### REQUIRED ACTION
Answer these questions from the passage on tagged RNA sequencing below.
1. What technique does the lab use to extract the 3' ends of transcripts?
2. For about how long has the lab offered these services?
3. Which company did the lab collaborate with on single-cell RNA sequencing?

Tagged sequencing is not a new technology, Mikkelsen acknowledged. "There are similar flavors out there, but we've optimized our protocol to minimize sample cost and maximize throughput and make it easy to automate the protocol we're running. We've made very pragmatic and practical improvements."

The tag sequencing is optimized for counting, he said, and the lab came up with a simple scheme for extracting the 3' ends of transcripts using hybrid PCR to minimize the number of steps needed relative to earlier protocols, which increased throughput. Another major conceptual advancement is that SCRB-SEQ and HT-DGE use so-called early pooling methods. "As soon as cDNA has been tagged, everything is pooled together, which minimizes the number of reactions we're handling. That has benefits of being efficient if you have a large number of samples," he said.

Late pooling is a different option that can be used to make complete libraries from each sample and pool at the very end, Mikkelsen said. "If you're handling heterogeneous samples, there's a bit more room for normalizing the libraries depending on yield. Early pooling methods are more dependent on having the input samples being normalized."

The services are offered in addition to sequencing to both internal and external customers, both private and academic. Mikkelsen declined to say how much they cost, but noted that both are dependent on batch and sample sizes. "The more plates we can process, the cheaper the unit cost will be," he said. The turnaround time depends on demand, but he the protocol itself can yield sequencable DNA "within a day or two."

While the lab has offered these services for almost two years, Mikkelsen said they're always looking to increase throughput. They've worked with commercial vendors to explore ways to use the same molecular biology on different plate formats and technology.

Collaborating with WaferGen Biosystems on single-cell RNA sequencing has led them to implement the same RNA-seq protocol on the nanoliter chip. Mikkelsen said they've had similar collaborations with Fluidigm on that firm's C1 system, among other collaborators /business-news/wafergen-signs-two-additional-early-access-partners-single-cell-analysis-tech

"There are many different ways to achieve the same result, lots of different small variations in protocols that exist out there," Mikkelsen said. "We're getting to a point where variations are understood well. RNA sequencing as a concept isn't a new thing. Success or failure of the methods will be whether good science comes out of them."

Mikkelsen said that he's seen demand for the services grow. "We see a lot of different use cases: people collecting clinical samples and exploratory parts of clinical trials, people collecting large tissue samples and biopsies. There has been a lot of interest from chemical screening labs. Screens might have several dozen 384-well plates exposed to different compounds and low-cost RNA-seq is competitive with other methods to phenotype those cells," he said.

New kinds of labs are becoming interested in gene expression profiling and Mikkelsen said it's often more cost efficient for them to outsource library construction to someplace like the Broad Technology Labs rather than train their own staff and invent their own protocols.

"There's been a lot of interest from labs that are really focused on cell biology or high-throughput functional assays and have been holding off on going into [RNA-sequencing]."

Mikkelsen said there seems to be a sweet spot for labs looking for rich phenotyping of samples in a range between hundreds of samples and and thousands of samples. "RNA-seq is becoming a good alternative for getting that at a simple cost," he said.

### DATA EXTRACTS
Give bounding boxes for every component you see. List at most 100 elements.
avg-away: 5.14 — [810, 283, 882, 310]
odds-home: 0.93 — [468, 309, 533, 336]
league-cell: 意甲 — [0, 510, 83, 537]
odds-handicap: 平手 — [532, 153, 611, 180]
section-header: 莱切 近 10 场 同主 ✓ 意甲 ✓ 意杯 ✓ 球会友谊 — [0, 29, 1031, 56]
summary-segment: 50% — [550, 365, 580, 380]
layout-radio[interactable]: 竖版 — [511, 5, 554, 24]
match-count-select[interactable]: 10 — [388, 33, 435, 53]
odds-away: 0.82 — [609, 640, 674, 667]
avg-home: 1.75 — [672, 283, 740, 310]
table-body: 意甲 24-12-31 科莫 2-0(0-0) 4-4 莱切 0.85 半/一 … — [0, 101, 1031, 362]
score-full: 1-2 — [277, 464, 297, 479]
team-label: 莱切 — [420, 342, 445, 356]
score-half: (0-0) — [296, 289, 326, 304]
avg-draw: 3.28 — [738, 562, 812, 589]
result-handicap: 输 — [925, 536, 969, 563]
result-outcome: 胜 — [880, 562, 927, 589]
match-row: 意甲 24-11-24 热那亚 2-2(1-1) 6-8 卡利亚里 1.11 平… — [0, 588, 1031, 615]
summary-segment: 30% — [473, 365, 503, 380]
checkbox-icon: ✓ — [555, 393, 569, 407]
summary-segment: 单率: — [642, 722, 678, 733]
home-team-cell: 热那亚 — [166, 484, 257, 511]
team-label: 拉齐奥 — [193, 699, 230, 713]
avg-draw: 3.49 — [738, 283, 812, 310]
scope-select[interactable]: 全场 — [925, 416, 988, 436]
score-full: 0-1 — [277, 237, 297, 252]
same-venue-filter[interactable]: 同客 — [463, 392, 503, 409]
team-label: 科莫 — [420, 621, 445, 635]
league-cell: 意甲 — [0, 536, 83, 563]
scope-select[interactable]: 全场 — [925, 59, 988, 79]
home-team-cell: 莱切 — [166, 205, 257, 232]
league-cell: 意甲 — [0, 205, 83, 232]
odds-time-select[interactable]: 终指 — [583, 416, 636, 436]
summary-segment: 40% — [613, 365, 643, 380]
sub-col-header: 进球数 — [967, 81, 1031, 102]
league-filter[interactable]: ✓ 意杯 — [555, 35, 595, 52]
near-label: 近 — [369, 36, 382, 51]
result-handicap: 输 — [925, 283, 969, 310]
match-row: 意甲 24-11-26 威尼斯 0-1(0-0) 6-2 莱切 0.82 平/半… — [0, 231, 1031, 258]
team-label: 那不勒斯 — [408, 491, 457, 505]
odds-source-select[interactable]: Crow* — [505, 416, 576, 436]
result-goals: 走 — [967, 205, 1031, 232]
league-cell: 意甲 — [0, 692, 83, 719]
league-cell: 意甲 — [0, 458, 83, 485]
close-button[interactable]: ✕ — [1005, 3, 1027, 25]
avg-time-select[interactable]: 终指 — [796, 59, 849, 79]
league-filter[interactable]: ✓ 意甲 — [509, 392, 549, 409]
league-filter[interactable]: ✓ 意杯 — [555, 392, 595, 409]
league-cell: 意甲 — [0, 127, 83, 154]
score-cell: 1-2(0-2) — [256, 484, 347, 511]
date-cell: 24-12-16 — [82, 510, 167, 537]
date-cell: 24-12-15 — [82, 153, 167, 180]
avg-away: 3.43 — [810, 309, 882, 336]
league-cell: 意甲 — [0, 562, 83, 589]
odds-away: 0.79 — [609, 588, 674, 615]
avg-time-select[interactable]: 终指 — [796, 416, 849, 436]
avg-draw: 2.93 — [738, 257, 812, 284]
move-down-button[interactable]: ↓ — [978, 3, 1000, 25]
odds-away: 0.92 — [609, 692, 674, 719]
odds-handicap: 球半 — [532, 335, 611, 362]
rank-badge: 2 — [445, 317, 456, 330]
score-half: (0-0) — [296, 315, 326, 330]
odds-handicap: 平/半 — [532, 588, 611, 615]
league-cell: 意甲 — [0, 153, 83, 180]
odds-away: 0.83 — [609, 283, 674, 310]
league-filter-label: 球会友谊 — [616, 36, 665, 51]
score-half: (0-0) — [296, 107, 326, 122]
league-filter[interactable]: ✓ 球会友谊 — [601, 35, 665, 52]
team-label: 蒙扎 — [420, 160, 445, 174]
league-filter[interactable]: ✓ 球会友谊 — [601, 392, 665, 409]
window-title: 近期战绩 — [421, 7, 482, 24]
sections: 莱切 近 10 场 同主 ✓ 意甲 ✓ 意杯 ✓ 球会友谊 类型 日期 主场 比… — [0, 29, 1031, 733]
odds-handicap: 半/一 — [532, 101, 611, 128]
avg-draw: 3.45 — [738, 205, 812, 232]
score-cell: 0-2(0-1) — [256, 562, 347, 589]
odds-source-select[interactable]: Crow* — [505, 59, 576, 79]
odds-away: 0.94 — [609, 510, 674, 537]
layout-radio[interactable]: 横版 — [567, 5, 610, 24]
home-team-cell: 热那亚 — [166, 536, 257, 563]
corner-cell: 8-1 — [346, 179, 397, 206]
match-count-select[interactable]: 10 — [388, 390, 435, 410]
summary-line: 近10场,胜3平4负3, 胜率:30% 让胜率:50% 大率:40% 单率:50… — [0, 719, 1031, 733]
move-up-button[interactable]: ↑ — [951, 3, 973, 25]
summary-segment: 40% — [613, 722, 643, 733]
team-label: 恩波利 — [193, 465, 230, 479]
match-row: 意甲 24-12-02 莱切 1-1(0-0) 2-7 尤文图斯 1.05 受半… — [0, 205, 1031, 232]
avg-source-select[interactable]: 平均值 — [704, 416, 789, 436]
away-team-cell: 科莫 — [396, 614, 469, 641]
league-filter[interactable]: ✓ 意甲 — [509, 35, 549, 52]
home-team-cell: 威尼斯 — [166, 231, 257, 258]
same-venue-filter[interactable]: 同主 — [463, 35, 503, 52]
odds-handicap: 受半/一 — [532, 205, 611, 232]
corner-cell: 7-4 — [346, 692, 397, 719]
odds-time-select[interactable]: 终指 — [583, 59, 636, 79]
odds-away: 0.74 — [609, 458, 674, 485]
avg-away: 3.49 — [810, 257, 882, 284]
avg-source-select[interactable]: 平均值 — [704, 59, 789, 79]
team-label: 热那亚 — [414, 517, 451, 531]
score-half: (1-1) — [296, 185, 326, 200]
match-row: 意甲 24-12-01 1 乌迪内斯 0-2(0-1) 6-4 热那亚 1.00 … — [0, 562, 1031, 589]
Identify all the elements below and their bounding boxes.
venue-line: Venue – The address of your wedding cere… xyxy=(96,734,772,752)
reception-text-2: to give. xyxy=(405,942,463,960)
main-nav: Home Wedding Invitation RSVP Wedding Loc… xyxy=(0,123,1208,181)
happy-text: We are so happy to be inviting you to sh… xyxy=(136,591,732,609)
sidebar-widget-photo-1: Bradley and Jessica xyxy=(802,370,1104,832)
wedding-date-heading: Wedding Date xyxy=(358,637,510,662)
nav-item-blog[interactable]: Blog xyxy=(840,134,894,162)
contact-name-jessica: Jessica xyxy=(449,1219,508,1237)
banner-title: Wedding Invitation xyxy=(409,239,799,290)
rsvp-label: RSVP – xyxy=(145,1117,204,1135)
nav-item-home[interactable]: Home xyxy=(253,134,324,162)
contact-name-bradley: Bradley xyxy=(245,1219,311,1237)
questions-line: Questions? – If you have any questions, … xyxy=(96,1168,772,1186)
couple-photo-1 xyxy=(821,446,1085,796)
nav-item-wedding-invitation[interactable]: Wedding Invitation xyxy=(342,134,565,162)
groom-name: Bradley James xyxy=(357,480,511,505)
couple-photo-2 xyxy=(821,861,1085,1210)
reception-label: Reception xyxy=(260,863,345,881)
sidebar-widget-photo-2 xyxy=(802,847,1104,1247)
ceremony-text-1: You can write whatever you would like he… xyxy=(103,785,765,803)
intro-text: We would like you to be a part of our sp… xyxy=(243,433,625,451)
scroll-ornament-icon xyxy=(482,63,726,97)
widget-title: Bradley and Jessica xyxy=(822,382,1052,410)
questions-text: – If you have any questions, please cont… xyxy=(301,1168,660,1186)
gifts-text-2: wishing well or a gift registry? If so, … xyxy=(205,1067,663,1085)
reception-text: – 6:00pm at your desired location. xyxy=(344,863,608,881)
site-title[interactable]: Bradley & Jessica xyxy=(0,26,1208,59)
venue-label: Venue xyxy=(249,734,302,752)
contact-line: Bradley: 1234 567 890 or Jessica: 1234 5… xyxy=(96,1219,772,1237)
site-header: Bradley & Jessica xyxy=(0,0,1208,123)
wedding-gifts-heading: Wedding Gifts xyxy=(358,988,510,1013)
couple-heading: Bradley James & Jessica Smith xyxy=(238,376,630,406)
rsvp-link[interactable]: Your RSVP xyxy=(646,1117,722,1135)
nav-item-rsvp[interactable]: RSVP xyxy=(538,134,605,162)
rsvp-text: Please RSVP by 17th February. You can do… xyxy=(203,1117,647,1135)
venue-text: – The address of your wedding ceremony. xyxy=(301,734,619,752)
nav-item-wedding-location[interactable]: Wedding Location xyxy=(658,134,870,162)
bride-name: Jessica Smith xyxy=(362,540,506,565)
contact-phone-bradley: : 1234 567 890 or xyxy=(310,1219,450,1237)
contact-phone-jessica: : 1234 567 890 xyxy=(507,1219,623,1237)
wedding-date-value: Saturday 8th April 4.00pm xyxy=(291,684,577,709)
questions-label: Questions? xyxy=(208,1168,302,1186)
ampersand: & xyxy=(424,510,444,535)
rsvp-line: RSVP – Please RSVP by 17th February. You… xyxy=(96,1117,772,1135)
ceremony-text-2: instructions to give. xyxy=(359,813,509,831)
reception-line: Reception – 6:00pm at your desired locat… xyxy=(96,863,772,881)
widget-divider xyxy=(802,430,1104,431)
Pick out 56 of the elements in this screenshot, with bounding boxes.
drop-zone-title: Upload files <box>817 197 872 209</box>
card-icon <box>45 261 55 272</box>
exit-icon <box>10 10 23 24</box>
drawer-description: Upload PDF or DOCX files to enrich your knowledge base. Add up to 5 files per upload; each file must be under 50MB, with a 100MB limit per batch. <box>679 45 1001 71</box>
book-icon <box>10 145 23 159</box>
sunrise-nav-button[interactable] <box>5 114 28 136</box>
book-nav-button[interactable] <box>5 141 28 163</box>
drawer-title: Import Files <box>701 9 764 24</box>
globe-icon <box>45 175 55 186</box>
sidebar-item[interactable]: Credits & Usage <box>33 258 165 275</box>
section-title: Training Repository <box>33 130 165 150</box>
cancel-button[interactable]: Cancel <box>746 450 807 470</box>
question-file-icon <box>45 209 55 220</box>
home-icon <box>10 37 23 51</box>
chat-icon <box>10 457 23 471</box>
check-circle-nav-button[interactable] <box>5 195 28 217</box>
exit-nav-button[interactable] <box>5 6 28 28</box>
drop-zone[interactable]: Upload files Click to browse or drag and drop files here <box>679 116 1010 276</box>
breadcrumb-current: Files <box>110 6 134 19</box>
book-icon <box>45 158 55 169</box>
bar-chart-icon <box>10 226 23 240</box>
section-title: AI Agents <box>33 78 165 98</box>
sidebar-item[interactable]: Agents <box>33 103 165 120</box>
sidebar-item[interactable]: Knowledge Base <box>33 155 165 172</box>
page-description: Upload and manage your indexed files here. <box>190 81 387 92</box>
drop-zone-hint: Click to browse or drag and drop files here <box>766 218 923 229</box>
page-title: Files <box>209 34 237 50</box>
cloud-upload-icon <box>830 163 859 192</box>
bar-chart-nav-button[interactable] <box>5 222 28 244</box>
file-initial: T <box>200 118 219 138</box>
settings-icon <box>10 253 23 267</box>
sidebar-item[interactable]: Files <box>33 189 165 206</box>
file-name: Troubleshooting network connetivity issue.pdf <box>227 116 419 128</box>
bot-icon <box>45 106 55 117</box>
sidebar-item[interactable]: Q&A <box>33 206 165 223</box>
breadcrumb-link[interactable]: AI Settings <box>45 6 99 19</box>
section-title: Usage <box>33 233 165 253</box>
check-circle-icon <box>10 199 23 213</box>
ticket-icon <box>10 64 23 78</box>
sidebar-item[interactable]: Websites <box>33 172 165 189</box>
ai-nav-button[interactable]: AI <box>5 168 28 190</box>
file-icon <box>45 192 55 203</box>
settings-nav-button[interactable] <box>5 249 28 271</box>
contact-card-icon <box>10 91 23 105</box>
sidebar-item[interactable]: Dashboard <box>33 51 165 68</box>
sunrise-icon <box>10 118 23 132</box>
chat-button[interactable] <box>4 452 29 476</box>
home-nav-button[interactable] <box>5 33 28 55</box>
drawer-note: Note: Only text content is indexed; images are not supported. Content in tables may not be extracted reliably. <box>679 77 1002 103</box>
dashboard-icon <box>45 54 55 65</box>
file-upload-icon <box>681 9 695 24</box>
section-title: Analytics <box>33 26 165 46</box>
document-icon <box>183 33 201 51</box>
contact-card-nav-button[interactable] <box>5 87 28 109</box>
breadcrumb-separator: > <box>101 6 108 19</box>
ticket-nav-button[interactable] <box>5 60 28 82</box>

### PROBLEM SOLUTION
1. Hybrid PCR
2. Almost two years
3. WaferGen Biosystems